INSTRUCTIONS FOR THE TASK> Repeat the material verbatim and drop the pictures.
- - -
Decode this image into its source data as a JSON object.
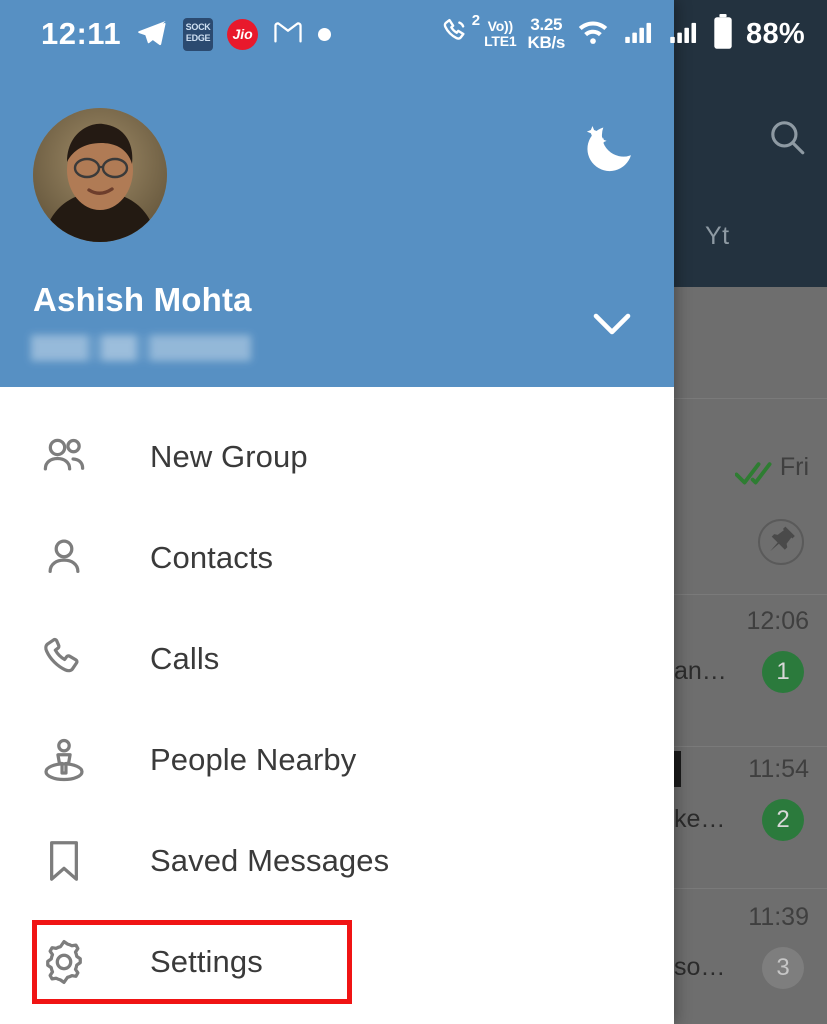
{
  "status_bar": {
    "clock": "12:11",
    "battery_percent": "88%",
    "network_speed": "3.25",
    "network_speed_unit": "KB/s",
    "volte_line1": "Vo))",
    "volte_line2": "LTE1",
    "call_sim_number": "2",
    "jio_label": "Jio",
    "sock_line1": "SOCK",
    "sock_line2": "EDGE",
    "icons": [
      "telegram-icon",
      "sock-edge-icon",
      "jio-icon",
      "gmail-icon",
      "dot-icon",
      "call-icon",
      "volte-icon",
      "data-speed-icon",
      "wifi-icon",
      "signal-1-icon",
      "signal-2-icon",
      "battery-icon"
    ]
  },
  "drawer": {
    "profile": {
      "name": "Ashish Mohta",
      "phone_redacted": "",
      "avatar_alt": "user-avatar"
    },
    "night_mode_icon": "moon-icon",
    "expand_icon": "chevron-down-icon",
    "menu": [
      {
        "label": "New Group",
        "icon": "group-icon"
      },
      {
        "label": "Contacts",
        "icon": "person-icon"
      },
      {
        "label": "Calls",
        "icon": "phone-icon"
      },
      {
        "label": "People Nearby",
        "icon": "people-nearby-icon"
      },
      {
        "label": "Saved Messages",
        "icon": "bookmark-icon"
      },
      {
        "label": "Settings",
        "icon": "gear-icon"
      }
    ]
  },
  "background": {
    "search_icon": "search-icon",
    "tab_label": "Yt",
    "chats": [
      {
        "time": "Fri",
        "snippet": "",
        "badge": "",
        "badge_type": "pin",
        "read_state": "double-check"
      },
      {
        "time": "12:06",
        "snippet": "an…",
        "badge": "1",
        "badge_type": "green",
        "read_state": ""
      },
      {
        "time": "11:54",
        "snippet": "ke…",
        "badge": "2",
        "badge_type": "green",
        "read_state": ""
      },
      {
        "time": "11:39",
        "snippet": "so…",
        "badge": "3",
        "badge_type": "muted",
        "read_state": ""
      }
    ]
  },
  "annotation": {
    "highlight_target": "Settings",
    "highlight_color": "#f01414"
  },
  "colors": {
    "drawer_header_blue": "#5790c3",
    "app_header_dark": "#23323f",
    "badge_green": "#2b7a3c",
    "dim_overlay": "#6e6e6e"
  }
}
- - -
FULL RESPONSE>
Decode this image into its source data as a JSON object.
{
  "status_bar": {
    "clock": "12:11",
    "battery_percent": "88%",
    "network_speed": "3.25",
    "network_speed_unit": "KB/s",
    "volte_line1": "Vo))",
    "volte_line2": "LTE1",
    "call_sim_number": "2",
    "jio_label": "Jio",
    "sock_line1": "SOCK",
    "sock_line2": "EDGE",
    "icons": [
      "telegram-icon",
      "sock-edge-icon",
      "jio-icon",
      "gmail-icon",
      "dot-icon",
      "call-icon",
      "volte-icon",
      "data-speed-icon",
      "wifi-icon",
      "signal-1-icon",
      "signal-2-icon",
      "battery-icon"
    ]
  },
  "drawer": {
    "profile": {
      "name": "Ashish Mohta",
      "phone_redacted": "",
      "avatar_alt": "user-avatar"
    },
    "night_mode_icon": "moon-icon",
    "expand_icon": "chevron-down-icon",
    "menu": [
      {
        "label": "New Group",
        "icon": "group-icon"
      },
      {
        "label": "Contacts",
        "icon": "person-icon"
      },
      {
        "label": "Calls",
        "icon": "phone-icon"
      },
      {
        "label": "People Nearby",
        "icon": "people-nearby-icon"
      },
      {
        "label": "Saved Messages",
        "icon": "bookmark-icon"
      },
      {
        "label": "Settings",
        "icon": "gear-icon"
      }
    ]
  },
  "background": {
    "search_icon": "search-icon",
    "tab_label": "Yt",
    "chats": [
      {
        "time": "Fri",
        "snippet": "",
        "badge": "",
        "badge_type": "pin",
        "read_state": "double-check"
      },
      {
        "time": "12:06",
        "snippet": "an…",
        "badge": "1",
        "badge_type": "green",
        "read_state": ""
      },
      {
        "time": "11:54",
        "snippet": "ke…",
        "badge": "2",
        "badge_type": "green",
        "read_state": ""
      },
      {
        "time": "11:39",
        "snippet": "so…",
        "badge": "3",
        "badge_type": "muted",
        "read_state": ""
      }
    ]
  },
  "annotation": {
    "highlight_target": "Settings",
    "highlight_color": "#f01414"
  },
  "colors": {
    "drawer_header_blue": "#5790c3",
    "app_header_dark": "#23323f",
    "badge_green": "#2b7a3c",
    "dim_overlay": "#6e6e6e"
  }
}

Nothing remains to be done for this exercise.